■ Collected data
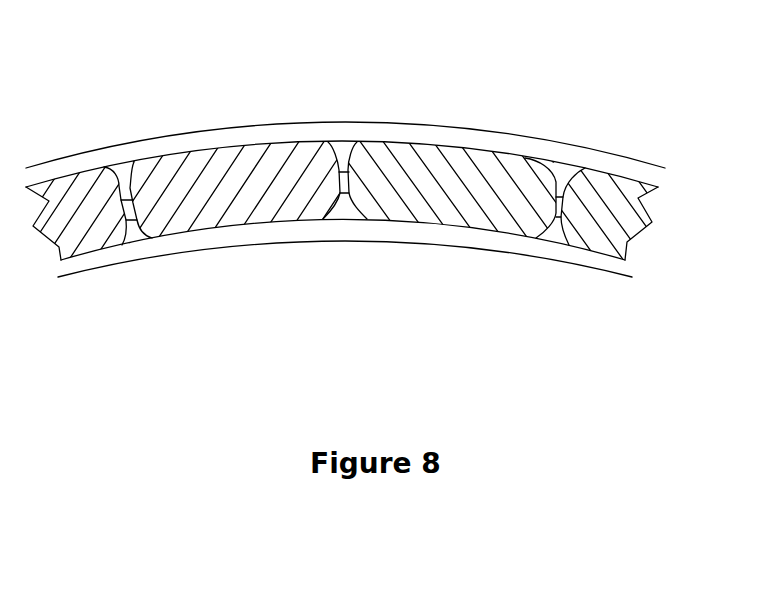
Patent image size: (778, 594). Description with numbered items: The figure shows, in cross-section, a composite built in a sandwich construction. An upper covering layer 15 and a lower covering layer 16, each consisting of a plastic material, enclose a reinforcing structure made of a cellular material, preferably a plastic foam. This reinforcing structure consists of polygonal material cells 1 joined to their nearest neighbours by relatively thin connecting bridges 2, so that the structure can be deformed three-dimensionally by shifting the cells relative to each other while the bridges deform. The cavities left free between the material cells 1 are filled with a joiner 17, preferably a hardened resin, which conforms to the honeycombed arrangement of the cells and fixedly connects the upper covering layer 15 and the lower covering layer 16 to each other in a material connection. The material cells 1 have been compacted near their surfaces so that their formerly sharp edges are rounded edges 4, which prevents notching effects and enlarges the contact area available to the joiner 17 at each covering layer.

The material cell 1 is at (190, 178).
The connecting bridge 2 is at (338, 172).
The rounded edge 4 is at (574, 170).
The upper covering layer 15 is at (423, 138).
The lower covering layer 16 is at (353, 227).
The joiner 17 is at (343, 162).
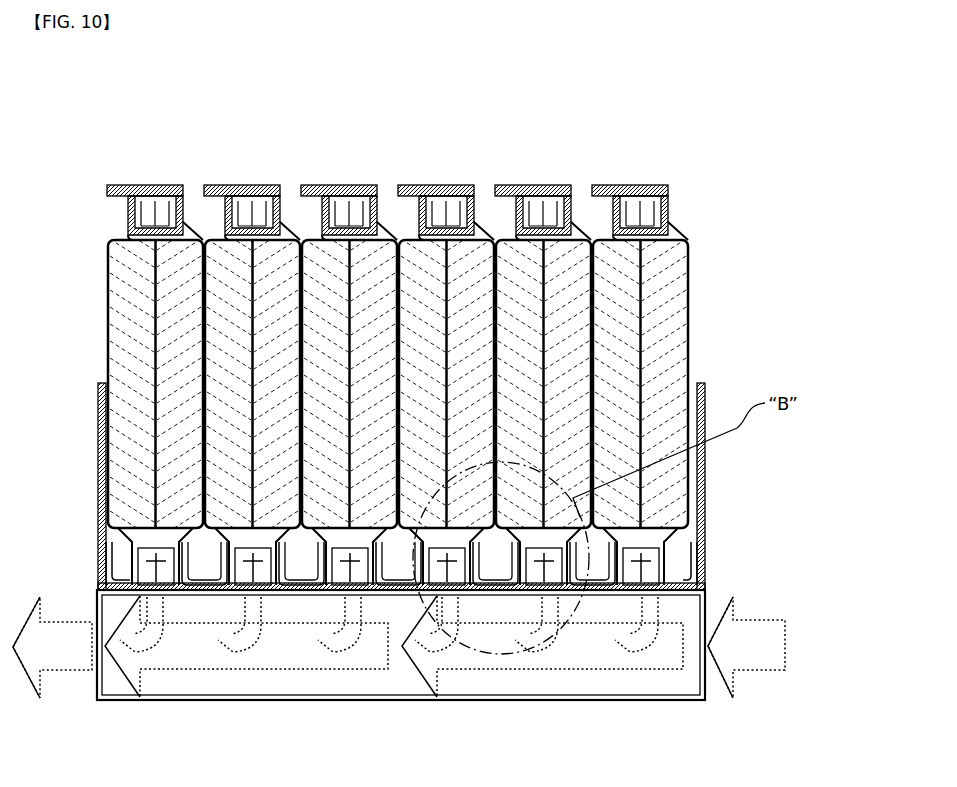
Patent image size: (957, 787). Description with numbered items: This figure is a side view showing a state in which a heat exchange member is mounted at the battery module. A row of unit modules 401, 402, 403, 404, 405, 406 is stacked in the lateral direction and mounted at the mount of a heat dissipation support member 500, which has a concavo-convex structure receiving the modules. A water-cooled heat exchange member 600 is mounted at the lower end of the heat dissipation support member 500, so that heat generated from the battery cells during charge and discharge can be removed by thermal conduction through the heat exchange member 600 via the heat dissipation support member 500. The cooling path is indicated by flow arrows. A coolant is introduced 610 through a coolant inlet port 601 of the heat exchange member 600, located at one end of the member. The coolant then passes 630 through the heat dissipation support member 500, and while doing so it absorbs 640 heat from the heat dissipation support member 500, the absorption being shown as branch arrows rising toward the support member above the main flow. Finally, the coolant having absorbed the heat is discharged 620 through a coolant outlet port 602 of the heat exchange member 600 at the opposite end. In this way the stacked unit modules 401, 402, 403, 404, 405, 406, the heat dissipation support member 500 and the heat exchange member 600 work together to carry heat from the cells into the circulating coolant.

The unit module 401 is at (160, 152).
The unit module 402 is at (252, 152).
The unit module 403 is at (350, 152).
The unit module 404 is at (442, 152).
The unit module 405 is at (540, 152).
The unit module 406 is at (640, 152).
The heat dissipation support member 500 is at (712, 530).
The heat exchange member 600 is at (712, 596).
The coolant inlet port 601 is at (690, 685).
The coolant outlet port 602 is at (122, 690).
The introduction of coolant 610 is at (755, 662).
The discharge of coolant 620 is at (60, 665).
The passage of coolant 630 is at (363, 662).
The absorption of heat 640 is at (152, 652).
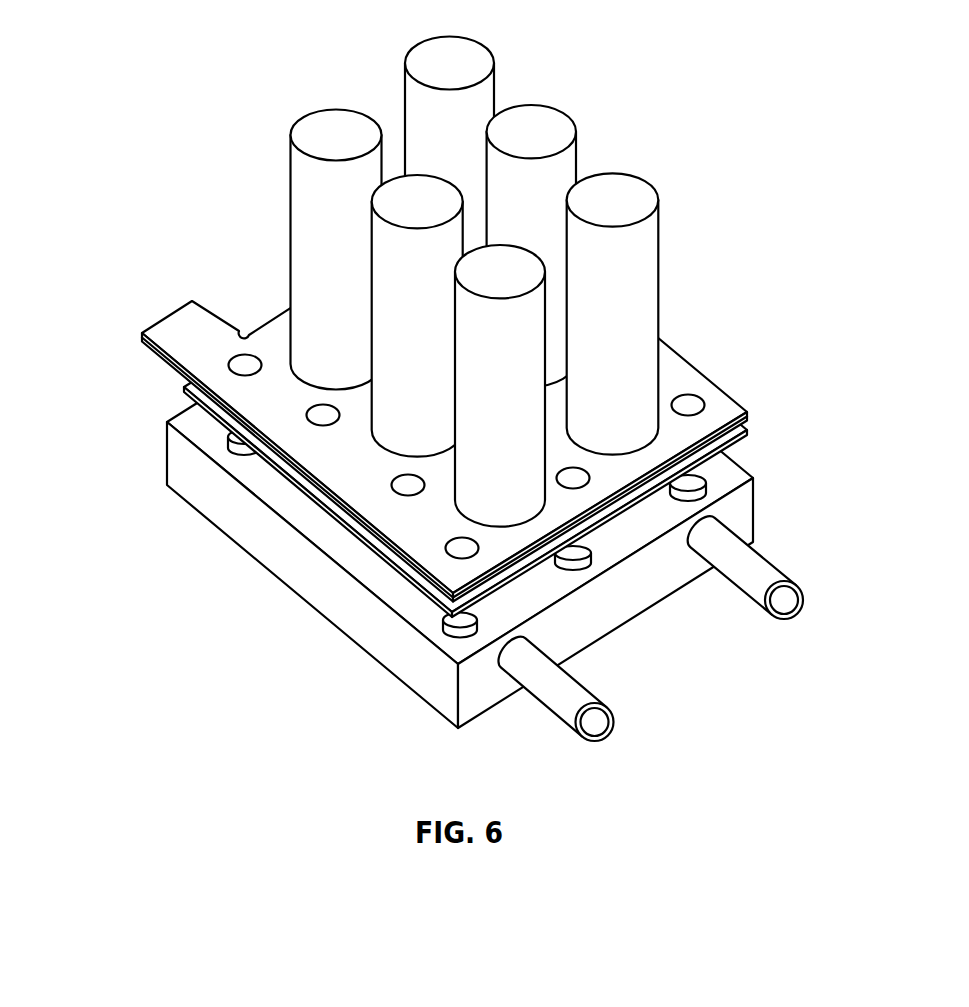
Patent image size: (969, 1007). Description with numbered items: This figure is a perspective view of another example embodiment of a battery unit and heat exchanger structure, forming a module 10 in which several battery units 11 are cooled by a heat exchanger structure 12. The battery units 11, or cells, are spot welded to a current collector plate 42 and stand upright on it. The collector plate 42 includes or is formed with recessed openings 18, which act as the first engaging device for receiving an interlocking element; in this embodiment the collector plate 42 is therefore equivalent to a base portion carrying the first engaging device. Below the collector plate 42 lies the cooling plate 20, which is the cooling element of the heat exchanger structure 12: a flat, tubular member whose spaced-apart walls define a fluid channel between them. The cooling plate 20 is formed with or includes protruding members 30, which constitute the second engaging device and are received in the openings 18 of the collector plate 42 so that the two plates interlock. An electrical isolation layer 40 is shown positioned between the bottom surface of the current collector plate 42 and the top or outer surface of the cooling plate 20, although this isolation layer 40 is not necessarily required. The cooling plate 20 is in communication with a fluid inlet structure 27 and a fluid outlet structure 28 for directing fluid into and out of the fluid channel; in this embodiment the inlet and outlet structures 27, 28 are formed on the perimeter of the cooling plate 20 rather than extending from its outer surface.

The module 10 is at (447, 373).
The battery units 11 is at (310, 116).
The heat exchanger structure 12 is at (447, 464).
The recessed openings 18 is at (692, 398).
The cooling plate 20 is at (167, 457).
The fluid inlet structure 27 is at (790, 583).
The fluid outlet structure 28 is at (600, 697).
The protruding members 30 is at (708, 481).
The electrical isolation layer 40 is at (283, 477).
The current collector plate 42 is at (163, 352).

■ TO DO
Since only the text is wanted, repeat all the records above exactly and omit the pictures.

■ EXPECTED OUTPUT
Patent image size: (778, 594). Description with numbered items: The figure shows, in cross-section, a composite built in a sandwich construction. An upper covering layer 15 and a lower covering layer 16, each consisting of a plastic material, enclose a reinforcing structure made of a cellular material, preferably a plastic foam. This reinforcing structure consists of polygonal material cells 1 joined to their nearest neighbours by relatively thin connecting bridges 2, so that the structure can be deformed three-dimensionally by shifting the cells relative to each other while the bridges deform. The cavities left free between the material cells 1 are filled with a joiner 17, preferably a hardened resin, which conforms to the honeycombed arrangement of the cells and fixedly connects the upper covering layer 15 and the lower covering layer 16 to each other in a material connection. The material cells 1 have been compacted near their surfaces so that their formerly sharp edges are rounded edges 4, which prevents notching effects and enlarges the contact area available to the joiner 17 at each covering layer.

The material cell 1 is at (190, 178).
The connecting bridge 2 is at (338, 172).
The rounded edge 4 is at (574, 170).
The upper covering layer 15 is at (423, 138).
The lower covering layer 16 is at (353, 227).
The joiner 17 is at (343, 162).
Patent image size: (957, 787). Description with numbered items: This figure is a side view showing a state in which a heat exchange member is mounted at the battery module. A row of unit modules 401, 402, 403, 404, 405, 406 is stacked in the lateral direction and mounted at the mount of a heat dissipation support member 500, which has a concavo-convex structure receiving the modules. A water-cooled heat exchange member 600 is mounted at the lower end of the heat dissipation support member 500, so that heat generated from the battery cells during charge and discharge can be removed by thermal conduction through the heat exchange member 600 via the heat dissipation support member 500. The cooling path is indicated by flow arrows. A coolant is introduced 610 through a coolant inlet port 601 of the heat exchange member 600, located at one end of the member. The coolant then passes 630 through the heat dissipation support member 500, and while doing so it absorbs 640 heat from the heat dissipation support member 500, the absorption being shown as branch arrows rising toward the support member above the main flow. Finally, the coolant having absorbed the heat is discharged 620 through a coolant outlet port 602 of the heat exchange member 600 at the opposite end. In this way the stacked unit modules 401, 402, 403, 404, 405, 406, the heat dissipation support member 500 and the heat exchange member 600 work together to carry heat from the cells into the circulating coolant.

The unit module 401 is at (160, 152).
The unit module 402 is at (252, 152).
The unit module 403 is at (350, 152).
The unit module 404 is at (442, 152).
The unit module 405 is at (540, 152).
The unit module 406 is at (640, 152).
The heat dissipation support member 500 is at (712, 530).
The heat exchange member 600 is at (712, 596).
The coolant inlet port 601 is at (690, 685).
The coolant outlet port 602 is at (122, 690).
The introduction of coolant 610 is at (755, 662).
The discharge of coolant 620 is at (60, 665).
The passage of coolant 630 is at (363, 662).
The absorption of heat 640 is at (152, 652).
Patent image size: (969, 1007). Description with numbered items: This figure is a perspective view of another example embodiment of a battery unit and heat exchanger structure, forming a module 10 in which several battery units 11 are cooled by a heat exchanger structure 12. The battery units 11, or cells, are spot welded to a current collector plate 42 and stand upright on it. The collector plate 42 includes or is formed with recessed openings 18, which act as the first engaging device for receiving an interlocking element; in this embodiment the collector plate 42 is therefore equivalent to a base portion carrying the first engaging device. Below the collector plate 42 lies the cooling plate 20, which is the cooling element of the heat exchanger structure 12: a flat, tubular member whose spaced-apart walls define a fluid channel between them. The cooling plate 20 is formed with or includes protruding members 30, which constitute the second engaging device and are received in the openings 18 of the collector plate 42 so that the two plates interlock. An electrical isolation layer 40 is shown positioned between the bottom surface of the current collector plate 42 and the top or outer surface of the cooling plate 20, although this isolation layer 40 is not necessarily required. The cooling plate 20 is in communication with a fluid inlet structure 27 and a fluid outlet structure 28 for directing fluid into and out of the fluid channel; in this embodiment the inlet and outlet structures 27, 28 are formed on the perimeter of the cooling plate 20 rather than extending from its outer surface.

The module 10 is at (447, 373).
The battery units 11 is at (310, 116).
The heat exchanger structure 12 is at (447, 464).
The recessed openings 18 is at (692, 398).
The cooling plate 20 is at (167, 457).
The fluid inlet structure 27 is at (790, 583).
The fluid outlet structure 28 is at (600, 697).
The protruding members 30 is at (708, 481).
The electrical isolation layer 40 is at (283, 477).
The current collector plate 42 is at (163, 352).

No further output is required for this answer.